> **Supplied material**:
※ ※ ※
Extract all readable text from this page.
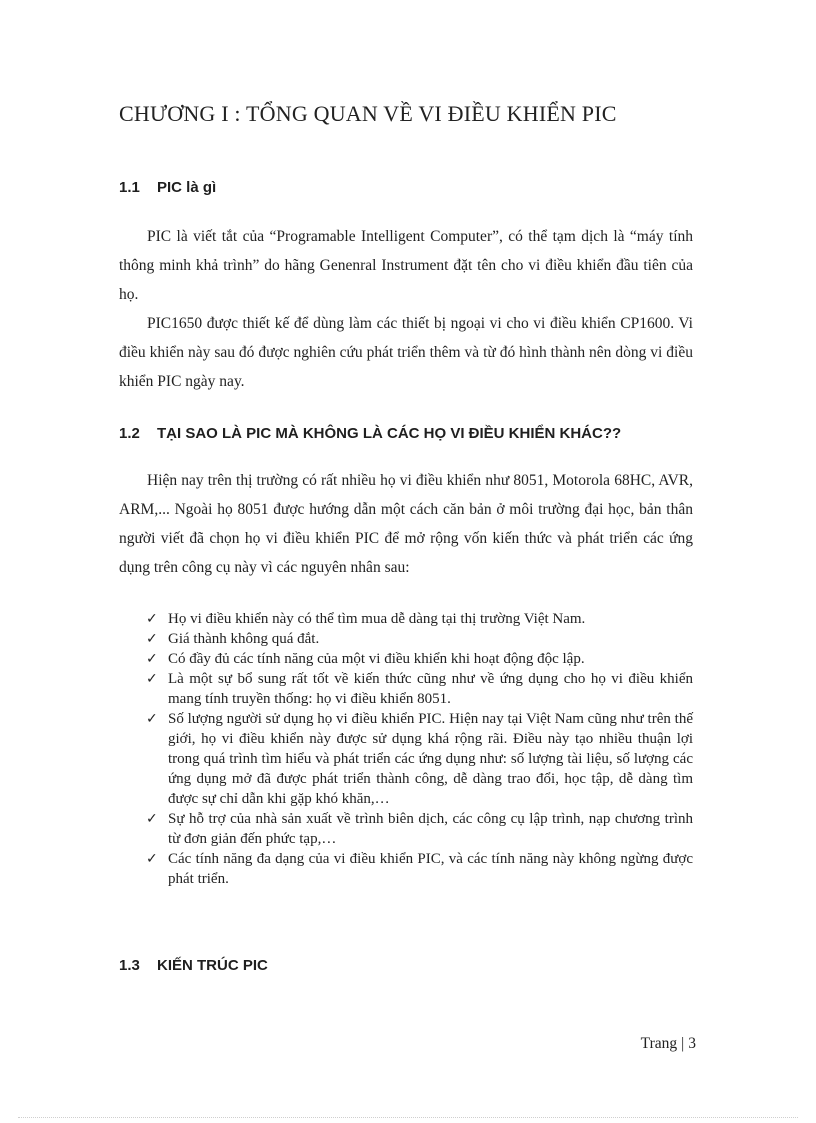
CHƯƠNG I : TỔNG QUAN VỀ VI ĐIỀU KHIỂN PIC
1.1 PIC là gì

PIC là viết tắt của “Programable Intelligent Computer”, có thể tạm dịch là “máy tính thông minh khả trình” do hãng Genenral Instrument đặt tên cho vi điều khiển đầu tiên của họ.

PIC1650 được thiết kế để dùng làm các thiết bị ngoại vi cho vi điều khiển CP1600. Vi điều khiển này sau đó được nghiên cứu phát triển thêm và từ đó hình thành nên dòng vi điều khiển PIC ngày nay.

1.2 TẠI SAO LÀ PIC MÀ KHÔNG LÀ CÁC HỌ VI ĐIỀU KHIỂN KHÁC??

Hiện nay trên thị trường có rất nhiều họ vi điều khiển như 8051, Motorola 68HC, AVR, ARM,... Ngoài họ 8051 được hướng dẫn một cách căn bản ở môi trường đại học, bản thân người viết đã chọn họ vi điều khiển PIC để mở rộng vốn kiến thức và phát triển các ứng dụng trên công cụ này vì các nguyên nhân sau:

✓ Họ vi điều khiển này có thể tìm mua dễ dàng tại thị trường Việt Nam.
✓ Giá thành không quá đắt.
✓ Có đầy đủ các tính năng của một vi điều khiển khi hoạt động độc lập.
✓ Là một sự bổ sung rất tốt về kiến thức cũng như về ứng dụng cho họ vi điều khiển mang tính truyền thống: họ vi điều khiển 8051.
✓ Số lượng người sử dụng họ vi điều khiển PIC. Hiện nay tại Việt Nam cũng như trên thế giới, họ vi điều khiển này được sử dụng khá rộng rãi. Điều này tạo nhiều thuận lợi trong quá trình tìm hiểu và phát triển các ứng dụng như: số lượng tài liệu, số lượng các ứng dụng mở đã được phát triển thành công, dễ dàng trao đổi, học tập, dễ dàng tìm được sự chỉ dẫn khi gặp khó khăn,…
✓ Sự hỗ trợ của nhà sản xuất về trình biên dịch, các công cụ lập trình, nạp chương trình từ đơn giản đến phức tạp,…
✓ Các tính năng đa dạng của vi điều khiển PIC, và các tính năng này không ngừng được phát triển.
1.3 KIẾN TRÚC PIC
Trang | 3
※ ※ ※
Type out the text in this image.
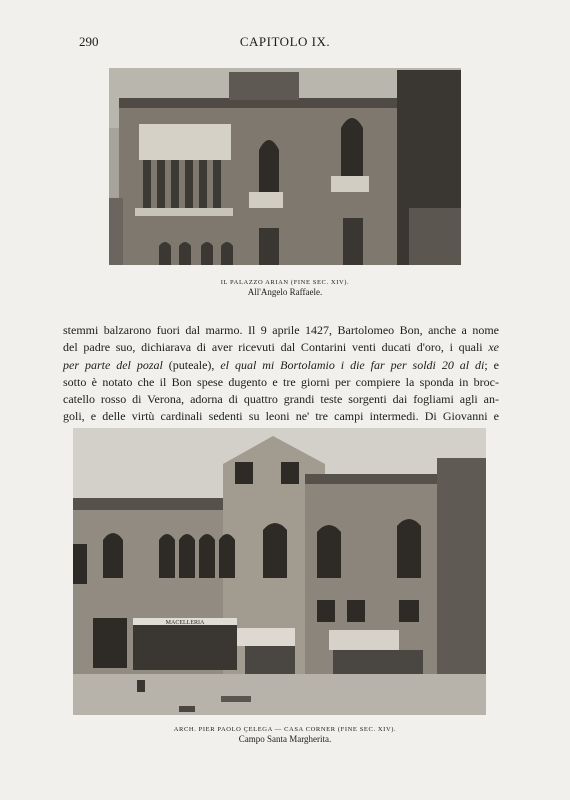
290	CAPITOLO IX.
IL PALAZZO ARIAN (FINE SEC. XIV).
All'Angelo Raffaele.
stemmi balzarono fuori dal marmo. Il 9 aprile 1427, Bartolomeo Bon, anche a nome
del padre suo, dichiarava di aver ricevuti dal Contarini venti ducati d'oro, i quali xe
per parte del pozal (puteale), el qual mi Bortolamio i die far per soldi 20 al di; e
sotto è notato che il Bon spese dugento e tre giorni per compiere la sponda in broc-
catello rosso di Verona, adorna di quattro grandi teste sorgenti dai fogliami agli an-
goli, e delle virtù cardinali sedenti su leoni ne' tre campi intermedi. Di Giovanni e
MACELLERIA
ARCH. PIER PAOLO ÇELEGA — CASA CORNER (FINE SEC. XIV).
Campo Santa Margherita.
※ ※ ※
> **The problem**: Search the records for the word "công", then list every line that has it.

> **Final result**:
Hiện nay trên thị trường có rất nhiều họ vi điều khiển như 8051, Motorola 68HC, AVR, ARM,... Ngoài họ 8051 được hướng dẫn một cách căn bản ở môi trường đại học, bản thân người viết đã chọn họ vi điều khiển PIC để mở rộng vốn kiến thức và phát triển các ứng dụng trên công cụ này vì các nguyên nhân sau:
✓ Số lượng người sử dụng họ vi điều khiển PIC. Hiện nay tại Việt Nam cũng như trên thế giới, họ vi điều khiển này được sử dụng khá rộng rãi. Điều này tạo nhiều thuận lợi trong quá trình tìm hiểu và phát triển các ứng dụng như: số lượng tài liệu, số lượng các ứng dụng mở đã được phát triển thành công, dễ dàng trao đổi, học tập, dễ dàng tìm được sự chỉ dẫn khi gặp khó khăn,…
✓ Sự hỗ trợ của nhà sản xuất về trình biên dịch, các công cụ lập trình, nạp chương trình từ đơn giản đến phức tạp,…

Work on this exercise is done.